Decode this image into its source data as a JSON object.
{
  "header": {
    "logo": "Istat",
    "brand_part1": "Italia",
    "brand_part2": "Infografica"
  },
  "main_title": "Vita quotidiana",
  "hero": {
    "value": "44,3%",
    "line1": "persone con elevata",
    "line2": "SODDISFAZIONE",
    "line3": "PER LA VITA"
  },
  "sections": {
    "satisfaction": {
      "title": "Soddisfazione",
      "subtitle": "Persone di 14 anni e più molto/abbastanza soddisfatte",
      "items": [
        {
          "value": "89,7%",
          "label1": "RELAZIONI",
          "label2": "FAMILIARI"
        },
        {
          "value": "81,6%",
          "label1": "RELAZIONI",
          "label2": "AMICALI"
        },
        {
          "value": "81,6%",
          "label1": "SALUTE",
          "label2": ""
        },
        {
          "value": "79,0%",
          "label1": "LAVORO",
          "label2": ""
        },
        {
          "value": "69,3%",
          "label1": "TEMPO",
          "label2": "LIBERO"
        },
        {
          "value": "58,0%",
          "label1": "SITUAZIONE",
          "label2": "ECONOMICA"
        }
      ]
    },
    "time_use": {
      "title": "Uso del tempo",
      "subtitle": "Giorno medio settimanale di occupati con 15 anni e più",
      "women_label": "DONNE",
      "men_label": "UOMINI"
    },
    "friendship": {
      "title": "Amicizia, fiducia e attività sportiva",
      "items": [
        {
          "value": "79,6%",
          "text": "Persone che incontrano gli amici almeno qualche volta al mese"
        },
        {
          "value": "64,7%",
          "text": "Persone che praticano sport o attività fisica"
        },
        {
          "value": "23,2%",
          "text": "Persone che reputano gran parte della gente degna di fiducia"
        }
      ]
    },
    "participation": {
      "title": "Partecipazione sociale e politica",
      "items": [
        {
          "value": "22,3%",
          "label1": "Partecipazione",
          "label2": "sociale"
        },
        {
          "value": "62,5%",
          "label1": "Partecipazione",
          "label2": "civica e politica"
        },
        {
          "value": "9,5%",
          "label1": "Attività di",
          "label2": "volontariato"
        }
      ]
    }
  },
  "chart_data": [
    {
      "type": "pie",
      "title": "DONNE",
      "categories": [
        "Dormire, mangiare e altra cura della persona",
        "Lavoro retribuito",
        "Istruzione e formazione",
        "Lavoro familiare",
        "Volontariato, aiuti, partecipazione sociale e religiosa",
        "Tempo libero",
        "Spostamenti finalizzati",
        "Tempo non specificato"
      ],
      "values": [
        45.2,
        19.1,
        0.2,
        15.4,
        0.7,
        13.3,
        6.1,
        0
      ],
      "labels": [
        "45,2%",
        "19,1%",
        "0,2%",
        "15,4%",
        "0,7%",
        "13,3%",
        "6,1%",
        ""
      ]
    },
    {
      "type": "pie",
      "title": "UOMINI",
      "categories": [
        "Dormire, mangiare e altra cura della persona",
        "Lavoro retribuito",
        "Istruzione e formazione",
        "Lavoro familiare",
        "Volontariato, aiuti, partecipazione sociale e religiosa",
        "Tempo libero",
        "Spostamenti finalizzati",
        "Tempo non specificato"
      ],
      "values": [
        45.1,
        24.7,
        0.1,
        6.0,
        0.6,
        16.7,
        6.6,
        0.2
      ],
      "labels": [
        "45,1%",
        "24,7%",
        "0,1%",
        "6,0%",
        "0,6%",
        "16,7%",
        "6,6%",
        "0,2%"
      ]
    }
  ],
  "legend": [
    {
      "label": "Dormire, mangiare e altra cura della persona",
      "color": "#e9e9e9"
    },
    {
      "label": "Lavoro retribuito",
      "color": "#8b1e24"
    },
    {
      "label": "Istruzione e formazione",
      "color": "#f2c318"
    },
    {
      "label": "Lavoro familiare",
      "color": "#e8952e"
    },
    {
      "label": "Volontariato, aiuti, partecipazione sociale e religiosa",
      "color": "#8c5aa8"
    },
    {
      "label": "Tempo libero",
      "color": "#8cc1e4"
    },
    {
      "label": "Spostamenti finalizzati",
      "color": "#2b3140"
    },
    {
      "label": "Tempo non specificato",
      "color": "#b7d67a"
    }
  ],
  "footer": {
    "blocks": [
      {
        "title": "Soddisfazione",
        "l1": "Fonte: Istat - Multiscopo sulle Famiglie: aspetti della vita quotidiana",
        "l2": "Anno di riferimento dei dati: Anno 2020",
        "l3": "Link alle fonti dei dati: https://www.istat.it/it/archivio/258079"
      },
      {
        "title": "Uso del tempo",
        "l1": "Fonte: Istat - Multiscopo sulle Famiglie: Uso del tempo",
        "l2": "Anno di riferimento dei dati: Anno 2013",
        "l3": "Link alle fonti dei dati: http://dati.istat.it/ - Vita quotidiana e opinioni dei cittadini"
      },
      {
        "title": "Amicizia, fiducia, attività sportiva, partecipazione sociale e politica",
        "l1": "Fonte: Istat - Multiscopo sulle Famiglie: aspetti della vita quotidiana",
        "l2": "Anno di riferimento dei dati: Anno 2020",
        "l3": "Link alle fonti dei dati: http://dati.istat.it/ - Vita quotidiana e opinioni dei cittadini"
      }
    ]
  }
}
******
Copy all the records above exactly, missing none.

» The response:
Decode this image into its source data as a JSON object.
{
  "header": {
    "logo": "Istat",
    "brand_part1": "Italia",
    "brand_part2": "Infografica"
  },
  "main_title": "Vita quotidiana",
  "hero": {
    "value": "44,3%",
    "line1": "persone con elevata",
    "line2": "SODDISFAZIONE",
    "line3": "PER LA VITA"
  },
  "sections": {
    "satisfaction": {
      "title": "Soddisfazione",
      "subtitle": "Persone di 14 anni e più molto/abbastanza soddisfatte",
      "items": [
        {
          "value": "89,7%",
          "label1": "RELAZIONI",
          "label2": "FAMILIARI"
        },
        {
          "value": "81,6%",
          "label1": "RELAZIONI",
          "label2": "AMICALI"
        },
        {
          "value": "81,6%",
          "label1": "SALUTE",
          "label2": ""
        },
        {
          "value": "79,0%",
          "label1": "LAVORO",
          "label2": ""
        },
        {
          "value": "69,3%",
          "label1": "TEMPO",
          "label2": "LIBERO"
        },
        {
          "value": "58,0%",
          "label1": "SITUAZIONE",
          "label2": "ECONOMICA"
        }
      ]
    },
    "time_use": {
      "title": "Uso del tempo",
      "subtitle": "Giorno medio settimanale di occupati con 15 anni e più",
      "women_label": "DONNE",
      "men_label": "UOMINI"
    },
    "friendship": {
      "title": "Amicizia, fiducia e attività sportiva",
      "items": [
        {
          "value": "79,6%",
          "text": "Persone che incontrano gli amici almeno qualche volta al mese"
        },
        {
          "value": "64,7%",
          "text": "Persone che praticano sport o attività fisica"
        },
        {
          "value": "23,2%",
          "text": "Persone che reputano gran parte della gente degna di fiducia"
        }
      ]
    },
    "participation": {
      "title": "Partecipazione sociale e politica",
      "items": [
        {
          "value": "22,3%",
          "label1": "Partecipazione",
          "label2": "sociale"
        },
        {
          "value": "62,5%",
          "label1": "Partecipazione",
          "label2": "civica e politica"
        },
        {
          "value": "9,5%",
          "label1": "Attività di",
          "label2": "volontariato"
        }
      ]
    }
  },
  "chart_data": [
    {
      "type": "pie",
      "title": "DONNE",
      "categories": [
        "Dormire, mangiare e altra cura della persona",
        "Lavoro retribuito",
        "Istruzione e formazione",
        "Lavoro familiare",
        "Volontariato, aiuti, partecipazione sociale e religiosa",
        "Tempo libero",
        "Spostamenti finalizzati",
        "Tempo non specificato"
      ],
      "values": [
        45.2,
        19.1,
        0.2,
        15.4,
        0.7,
        13.3,
        6.1,
        0
      ],
      "labels": [
        "45,2%",
        "19,1%",
        "0,2%",
        "15,4%",
        "0,7%",
        "13,3%",
        "6,1%",
        ""
      ]
    },
    {
      "type": "pie",
      "title": "UOMINI",
      "categories": [
        "Dormire, mangiare e altra cura della persona",
        "Lavoro retribuito",
        "Istruzione e formazione",
        "Lavoro familiare",
        "Volontariato, aiuti, partecipazione sociale e religiosa",
        "Tempo libero",
        "Spostamenti finalizzati",
        "Tempo non specificato"
      ],
      "values": [
        45.1,
        24.7,
        0.1,
        6.0,
        0.6,
        16.7,
        6.6,
        0.2
      ],
      "labels": [
        "45,1%",
        "24,7%",
        "0,1%",
        "6,0%",
        "0,6%",
        "16,7%",
        "6,6%",
        "0,2%"
      ]
    }
  ],
  "legend": [
    {
      "label": "Dormire, mangiare e altra cura della persona",
      "color": "#e9e9e9"
    },
    {
      "label": "Lavoro retribuito",
      "color": "#8b1e24"
    },
    {
      "label": "Istruzione e formazione",
      "color": "#f2c318"
    },
    {
      "label": "Lavoro familiare",
      "color": "#e8952e"
    },
    {
      "label": "Volontariato, aiuti, partecipazione sociale e religiosa",
      "color": "#8c5aa8"
    },
    {
      "label": "Tempo libero",
      "color": "#8cc1e4"
    },
    {
      "label": "Spostamenti finalizzati",
      "color": "#2b3140"
    },
    {
      "label": "Tempo non specificato",
      "color": "#b7d67a"
    }
  ],
  "footer": {
    "blocks": [
      {
        "title": "Soddisfazione",
        "l1": "Fonte: Istat - Multiscopo sulle Famiglie: aspetti della vita quotidiana",
        "l2": "Anno di riferimento dei dati: Anno 2020",
        "l3": "Link alle fonti dei dati: https://www.istat.it/it/archivio/258079"
      },
      {
        "title": "Uso del tempo",
        "l1": "Fonte: Istat - Multiscopo sulle Famiglie: Uso del tempo",
        "l2": "Anno di riferimento dei dati: Anno 2013",
        "l3": "Link alle fonti dei dati: http://dati.istat.it/ - Vita quotidiana e opinioni dei cittadini"
      },
      {
        "title": "Amicizia, fiducia, attività sportiva, partecipazione sociale e politica",
        "l1": "Fonte: Istat - Multiscopo sulle Famiglie: aspetti della vita quotidiana",
        "l2": "Anno di riferimento dei dati: Anno 2020",
        "l3": "Link alle fonti dei dati: http://dati.istat.it/ - Vita quotidiana e opinioni dei cittadini"
      }
    ]
  }
}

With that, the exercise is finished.